### Given task
Please determine how many lines of the material include the word "screenshot", and respond with nothing but that number.

(Figure record extracts)

════════

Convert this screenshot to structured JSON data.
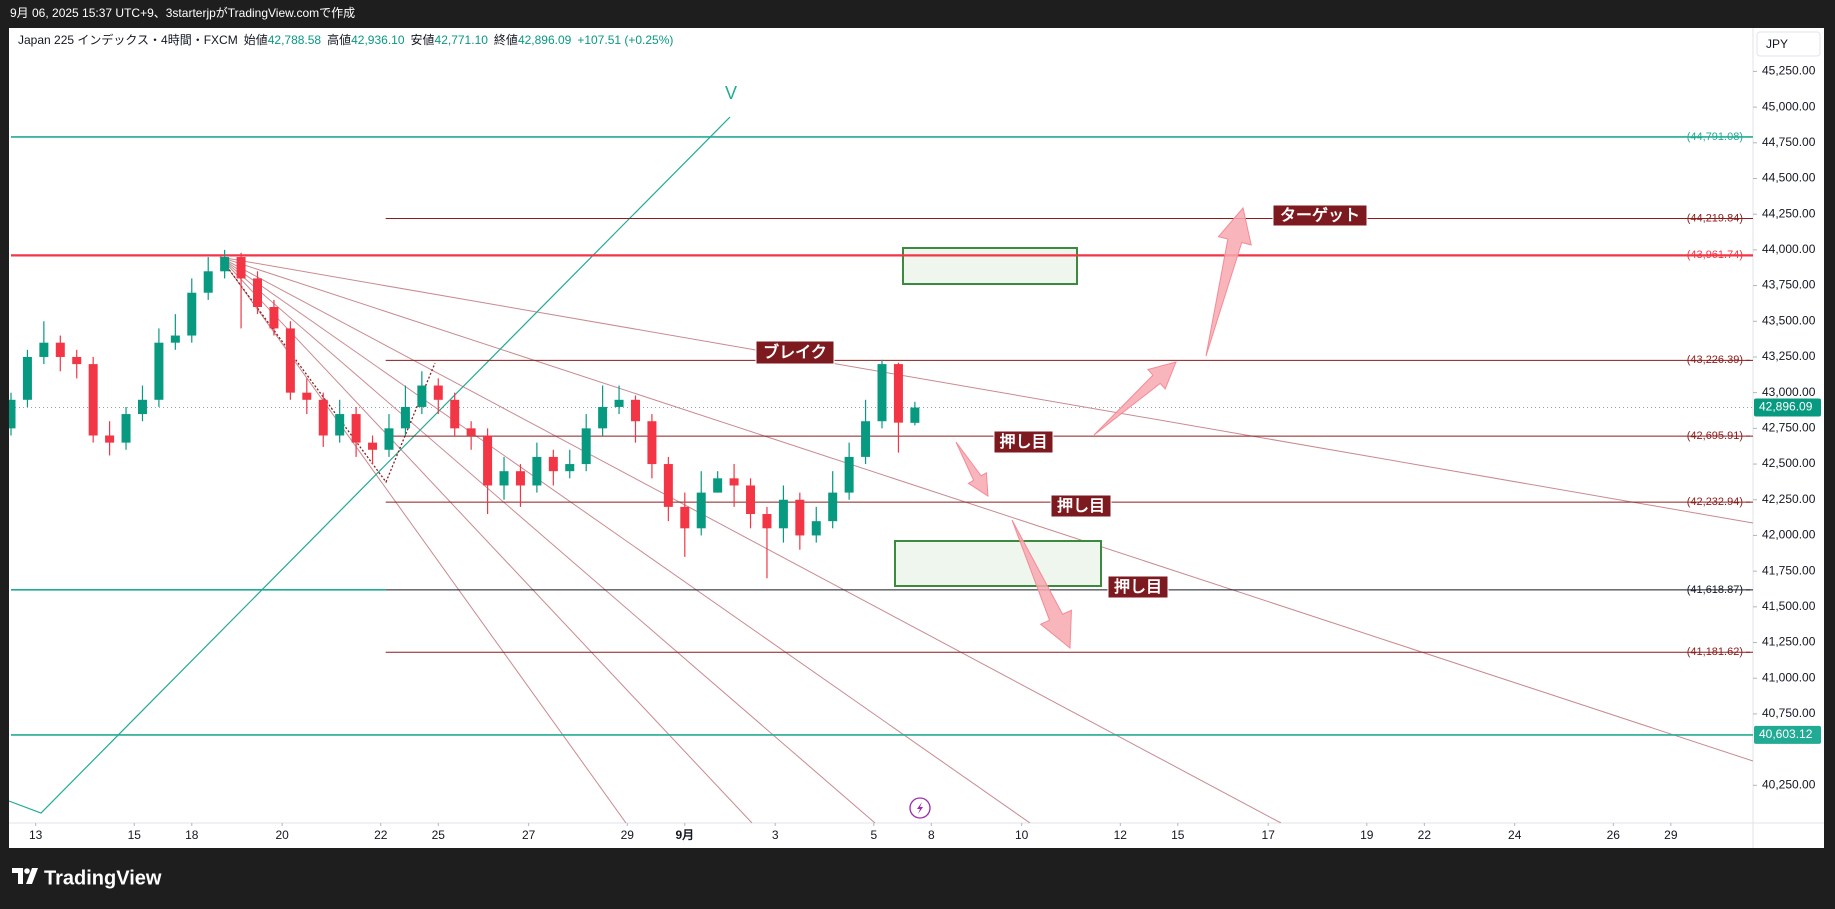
{
  "header": {
    "caption": "9月 06, 2025 15:37 UTC+9、3starterjpがTradingView.comで作成"
  },
  "chart_data": {
    "type": "candlestick",
    "legend": {
      "symbol": "Japan 225 インデックス・4時間・FXCM",
      "items": [
        {
          "label": "始値",
          "value": "42,788.58"
        },
        {
          "label": "高値",
          "value": "42,936.10"
        },
        {
          "label": "安値",
          "value": "42,771.10"
        },
        {
          "label": "終値",
          "value": "42,896.09"
        }
      ],
      "change": "+107.51 (+0.25%)"
    },
    "currency": "JPY",
    "up_color": "#089981",
    "down_color": "#f23645",
    "x": [
      0,
      2,
      4,
      6,
      8,
      10,
      12,
      14,
      16,
      18,
      20,
      22,
      24,
      26,
      28,
      30,
      32,
      34,
      36,
      38,
      40,
      42,
      44,
      46,
      48,
      50,
      52,
      54,
      56,
      58,
      60,
      62,
      64,
      66,
      68,
      70,
      72,
      74,
      76,
      78,
      80,
      82,
      84,
      86,
      88,
      90,
      92,
      94,
      96,
      98,
      100,
      102,
      104,
      106,
      108,
      110
    ],
    "candles": [
      [
        42750,
        43000,
        42700,
        42950
      ],
      [
        42950,
        43300,
        42900,
        43250
      ],
      [
        43250,
        43500,
        43200,
        43350
      ],
      [
        43350,
        43400,
        43150,
        43250
      ],
      [
        43250,
        43300,
        43100,
        43200
      ],
      [
        43200,
        43250,
        42650,
        42700
      ],
      [
        42700,
        42800,
        42560,
        42650
      ],
      [
        42650,
        42900,
        42600,
        42850
      ],
      [
        42850,
        43050,
        42800,
        42950
      ],
      [
        42950,
        43450,
        42900,
        43350
      ],
      [
        43350,
        43550,
        43300,
        43400
      ],
      [
        43400,
        43800,
        43350,
        43700
      ],
      [
        43700,
        43950,
        43650,
        43850
      ],
      [
        43850,
        44000,
        43800,
        43950
      ],
      [
        43950,
        43980,
        43450,
        43800
      ],
      [
        43800,
        43850,
        43550,
        43600
      ],
      [
        43600,
        43650,
        43400,
        43450
      ],
      [
        43450,
        43500,
        42950,
        43000
      ],
      [
        43000,
        43100,
        42850,
        42950
      ],
      [
        42950,
        43000,
        42620,
        42700
      ],
      [
        42700,
        42950,
        42650,
        42850
      ],
      [
        42850,
        42900,
        42550,
        42650
      ],
      [
        42650,
        42700,
        42500,
        42600
      ],
      [
        42600,
        42850,
        42550,
        42750
      ],
      [
        42750,
        43050,
        42700,
        42900
      ],
      [
        42900,
        43150,
        42850,
        43050
      ],
      [
        43050,
        43100,
        42850,
        42950
      ],
      [
        42950,
        43000,
        42700,
        42750
      ],
      [
        42750,
        42800,
        42600,
        42700
      ],
      [
        42700,
        42750,
        42150,
        42350
      ],
      [
        42350,
        42550,
        42250,
        42450
      ],
      [
        42450,
        42500,
        42200,
        42350
      ],
      [
        42350,
        42650,
        42300,
        42550
      ],
      [
        42550,
        42600,
        42350,
        42450
      ],
      [
        42450,
        42600,
        42400,
        42500
      ],
      [
        42500,
        42850,
        42450,
        42750
      ],
      [
        42750,
        43050,
        42700,
        42900
      ],
      [
        42900,
        43050,
        42850,
        42950
      ],
      [
        42950,
        42980,
        42650,
        42800
      ],
      [
        42800,
        42850,
        42400,
        42500
      ],
      [
        42500,
        42550,
        42100,
        42200
      ],
      [
        42200,
        42300,
        41850,
        42050
      ],
      [
        42050,
        42450,
        42000,
        42300
      ],
      [
        42300,
        42450,
        42300,
        42400
      ],
      [
        42400,
        42500,
        42200,
        42350
      ],
      [
        42350,
        42400,
        42050,
        42150
      ],
      [
        42150,
        42200,
        41700,
        42050
      ],
      [
        42050,
        42350,
        41950,
        42250
      ],
      [
        42250,
        42300,
        41900,
        42000
      ],
      [
        42000,
        42200,
        41950,
        42100
      ],
      [
        42100,
        42450,
        42050,
        42300
      ],
      [
        42300,
        42650,
        42250,
        42550
      ],
      [
        42550,
        42950,
        42500,
        42800
      ],
      [
        42800,
        43230,
        42750,
        43200
      ],
      [
        43200,
        43210,
        42580,
        42790
      ],
      [
        42788.58,
        42936.1,
        42771.1,
        42896.09
      ]
    ],
    "xlim": [
      0,
      212
    ],
    "xticks": [
      {
        "value": 3,
        "label": "13"
      },
      {
        "value": 15,
        "label": "15"
      },
      {
        "value": 22,
        "label": "18"
      },
      {
        "value": 33,
        "label": "20"
      },
      {
        "value": 45,
        "label": "22"
      },
      {
        "value": 52,
        "label": "25"
      },
      {
        "value": 63,
        "label": "27"
      },
      {
        "value": 75,
        "label": "29"
      },
      {
        "value": 82,
        "label": "9月"
      },
      {
        "value": 93,
        "label": "3"
      },
      {
        "value": 105,
        "label": "5"
      },
      {
        "value": 112,
        "label": "8"
      },
      {
        "value": 123,
        "label": "10"
      },
      {
        "value": 135,
        "label": "12"
      },
      {
        "value": 142,
        "label": "15"
      },
      {
        "value": 153,
        "label": "17"
      },
      {
        "value": 165,
        "label": "19"
      },
      {
        "value": 172,
        "label": "22"
      },
      {
        "value": 183,
        "label": "24"
      },
      {
        "value": 195,
        "label": "26"
      },
      {
        "value": 202,
        "label": "29"
      }
    ],
    "ylim": [
      39986,
      45554
    ],
    "yticks": [
      {
        "value": 40250,
        "label": "40,250.00"
      },
      {
        "value": 40750,
        "label": "40,750.00"
      },
      {
        "value": 41000,
        "label": "41,000.00"
      },
      {
        "value": 41250,
        "label": "41,250.00"
      },
      {
        "value": 41500,
        "label": "41,500.00"
      },
      {
        "value": 41750,
        "label": "41,750.00"
      },
      {
        "value": 42000,
        "label": "42,000.00"
      },
      {
        "value": 42250,
        "label": "42,250.00"
      },
      {
        "value": 42500,
        "label": "42,500.00"
      },
      {
        "value": 42750,
        "label": "42,750.00"
      },
      {
        "value": 43000,
        "label": "43,000.00"
      },
      {
        "value": 43250,
        "label": "43,250.00"
      },
      {
        "value": 43500,
        "label": "43,500.00"
      },
      {
        "value": 43750,
        "label": "43,750.00"
      },
      {
        "value": 44000,
        "label": "44,000.00"
      },
      {
        "value": 44250,
        "label": "44,250.00"
      },
      {
        "value": 44500,
        "label": "44,500.00"
      },
      {
        "value": 44750,
        "label": "44,750.00"
      },
      {
        "value": 45000,
        "label": "45,000.00"
      },
      {
        "value": 45250,
        "label": "45,250.00"
      }
    ],
    "levels": [
      {
        "value": 44791.08,
        "label": "(44,791.08)",
        "color": "#22ab94",
        "x_start": 0
      },
      {
        "value": 44219.84,
        "label": "(44,219.84)",
        "color": "#8b1c1c",
        "x_start": 45.6
      },
      {
        "value": 43961.74,
        "label": "(43,961.74)",
        "color": "#f23645",
        "x_start": 0
      },
      {
        "value": 43226.39,
        "label": "(43,226.39)",
        "color": "#8b1c1c",
        "x_start": 45.6
      },
      {
        "value": 42695.91,
        "label": "(42,695.91)",
        "color": "#8b1c1c",
        "x_start": 45.6
      },
      {
        "value": 42232.94,
        "label": "(42,232.94)",
        "color": "#8b1c1c",
        "x_start": 45.6
      },
      {
        "value": 41618.87,
        "label": "(41,618.87)",
        "color": "#131722",
        "x_start": 45.6
      },
      {
        "value": 41181.62,
        "label": "(41,181.62)",
        "color": "#8b1c1c",
        "x_start": 45.6
      },
      {
        "value": 40603.12,
        "label": "40,603.12",
        "color": "#22ab94",
        "x_start": 0,
        "boxed": true
      }
    ],
    "last_price": {
      "value": 42896.09,
      "label": "42,896.09",
      "color": "#089981"
    },
    "wave_label": "V",
    "annotations": [
      "ターゲット",
      "ブレイク",
      "押し目",
      "押し目",
      "押し目"
    ]
  },
  "footer": {
    "brand": "TradingView"
  }
}
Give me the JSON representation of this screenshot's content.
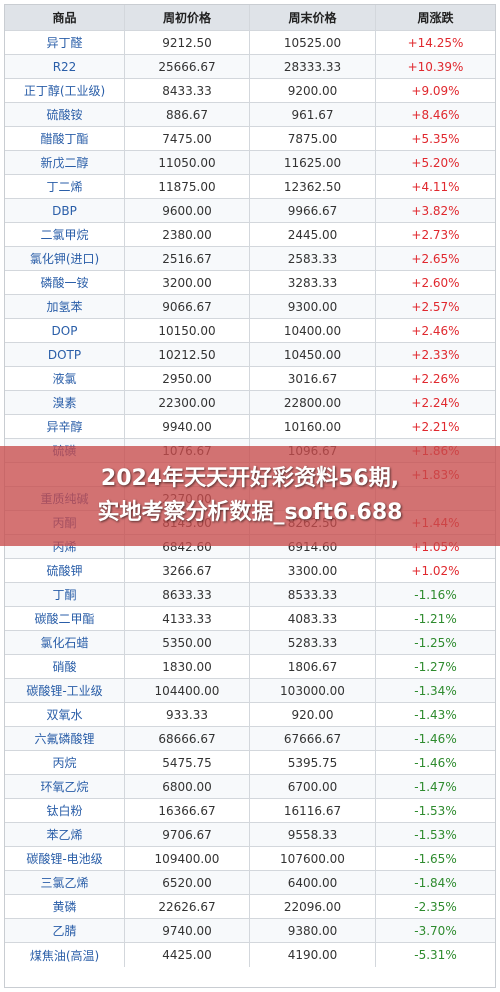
{
  "table": {
    "headers": [
      "商品",
      "周初价格",
      "周末价格",
      "周涨跌"
    ],
    "rows": [
      {
        "name": "异丁醛",
        "start": "9212.50",
        "end": "10525.00",
        "change": "+14.25%",
        "dir": "up"
      },
      {
        "name": "R22",
        "start": "25666.67",
        "end": "28333.33",
        "change": "+10.39%",
        "dir": "up"
      },
      {
        "name": "正丁醇(工业级)",
        "start": "8433.33",
        "end": "9200.00",
        "change": "+9.09%",
        "dir": "up"
      },
      {
        "name": "硫酸铵",
        "start": "886.67",
        "end": "961.67",
        "change": "+8.46%",
        "dir": "up"
      },
      {
        "name": "醋酸丁酯",
        "start": "7475.00",
        "end": "7875.00",
        "change": "+5.35%",
        "dir": "up"
      },
      {
        "name": "新戊二醇",
        "start": "11050.00",
        "end": "11625.00",
        "change": "+5.20%",
        "dir": "up"
      },
      {
        "name": "丁二烯",
        "start": "11875.00",
        "end": "12362.50",
        "change": "+4.11%",
        "dir": "up"
      },
      {
        "name": "DBP",
        "start": "9600.00",
        "end": "9966.67",
        "change": "+3.82%",
        "dir": "up"
      },
      {
        "name": "二氯甲烷",
        "start": "2380.00",
        "end": "2445.00",
        "change": "+2.73%",
        "dir": "up"
      },
      {
        "name": "氯化钾(进口)",
        "start": "2516.67",
        "end": "2583.33",
        "change": "+2.65%",
        "dir": "up"
      },
      {
        "name": "磷酸一铵",
        "start": "3200.00",
        "end": "3283.33",
        "change": "+2.60%",
        "dir": "up"
      },
      {
        "name": "加氢苯",
        "start": "9066.67",
        "end": "9300.00",
        "change": "+2.57%",
        "dir": "up"
      },
      {
        "name": "DOP",
        "start": "10150.00",
        "end": "10400.00",
        "change": "+2.46%",
        "dir": "up"
      },
      {
        "name": "DOTP",
        "start": "10212.50",
        "end": "10450.00",
        "change": "+2.33%",
        "dir": "up"
      },
      {
        "name": "液氯",
        "start": "2950.00",
        "end": "3016.67",
        "change": "+2.26%",
        "dir": "up"
      },
      {
        "name": "溴素",
        "start": "22300.00",
        "end": "22800.00",
        "change": "+2.24%",
        "dir": "up"
      },
      {
        "name": "异辛醇",
        "start": "9940.00",
        "end": "10160.00",
        "change": "+2.21%",
        "dir": "up"
      },
      {
        "name": "硫磺",
        "start": "1076.67",
        "end": "1096.67",
        "change": "+1.86%",
        "dir": "up"
      },
      {
        "name": "",
        "start": "",
        "end": "",
        "change": "+1.83%",
        "dir": "up"
      },
      {
        "name": "重质纯碱",
        "start": "2270.00",
        "end": "",
        "change": "",
        "dir": "up"
      },
      {
        "name": "丙酮",
        "start": "8145.00",
        "end": "8262.50",
        "change": "+1.44%",
        "dir": "up"
      },
      {
        "name": "丙烯",
        "start": "6842.60",
        "end": "6914.60",
        "change": "+1.05%",
        "dir": "up"
      },
      {
        "name": "硫酸钾",
        "start": "3266.67",
        "end": "3300.00",
        "change": "+1.02%",
        "dir": "up"
      },
      {
        "name": "丁酮",
        "start": "8633.33",
        "end": "8533.33",
        "change": "-1.16%",
        "dir": "down"
      },
      {
        "name": "碳酸二甲酯",
        "start": "4133.33",
        "end": "4083.33",
        "change": "-1.21%",
        "dir": "down"
      },
      {
        "name": "氯化石蜡",
        "start": "5350.00",
        "end": "5283.33",
        "change": "-1.25%",
        "dir": "down"
      },
      {
        "name": "硝酸",
        "start": "1830.00",
        "end": "1806.67",
        "change": "-1.27%",
        "dir": "down"
      },
      {
        "name": "碳酸锂-工业级",
        "start": "104400.00",
        "end": "103000.00",
        "change": "-1.34%",
        "dir": "down"
      },
      {
        "name": "双氧水",
        "start": "933.33",
        "end": "920.00",
        "change": "-1.43%",
        "dir": "down"
      },
      {
        "name": "六氟磷酸锂",
        "start": "68666.67",
        "end": "67666.67",
        "change": "-1.46%",
        "dir": "down"
      },
      {
        "name": "丙烷",
        "start": "5475.75",
        "end": "5395.75",
        "change": "-1.46%",
        "dir": "down"
      },
      {
        "name": "环氧乙烷",
        "start": "6800.00",
        "end": "6700.00",
        "change": "-1.47%",
        "dir": "down"
      },
      {
        "name": "钛白粉",
        "start": "16366.67",
        "end": "16116.67",
        "change": "-1.53%",
        "dir": "down"
      },
      {
        "name": "苯乙烯",
        "start": "9706.67",
        "end": "9558.33",
        "change": "-1.53%",
        "dir": "down"
      },
      {
        "name": "碳酸锂-电池级",
        "start": "109400.00",
        "end": "107600.00",
        "change": "-1.65%",
        "dir": "down"
      },
      {
        "name": "三氯乙烯",
        "start": "6520.00",
        "end": "6400.00",
        "change": "-1.84%",
        "dir": "down"
      },
      {
        "name": "黄磷",
        "start": "22626.67",
        "end": "22096.00",
        "change": "-2.35%",
        "dir": "down"
      },
      {
        "name": "乙腈",
        "start": "9740.00",
        "end": "9380.00",
        "change": "-3.70%",
        "dir": "down"
      },
      {
        "name": "煤焦油(高温)",
        "start": "4425.00",
        "end": "4190.00",
        "change": "-5.31%",
        "dir": "down"
      }
    ]
  },
  "banner": {
    "line1": "2024年天天开好彩资料56期,",
    "line2": "实地考察分析数据_soft6.688"
  }
}
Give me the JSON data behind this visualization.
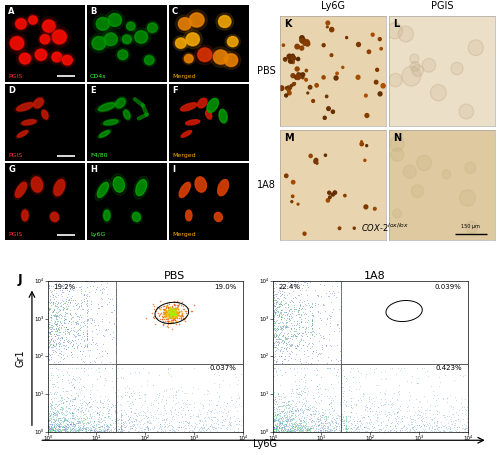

════════

### Answer to this problem
2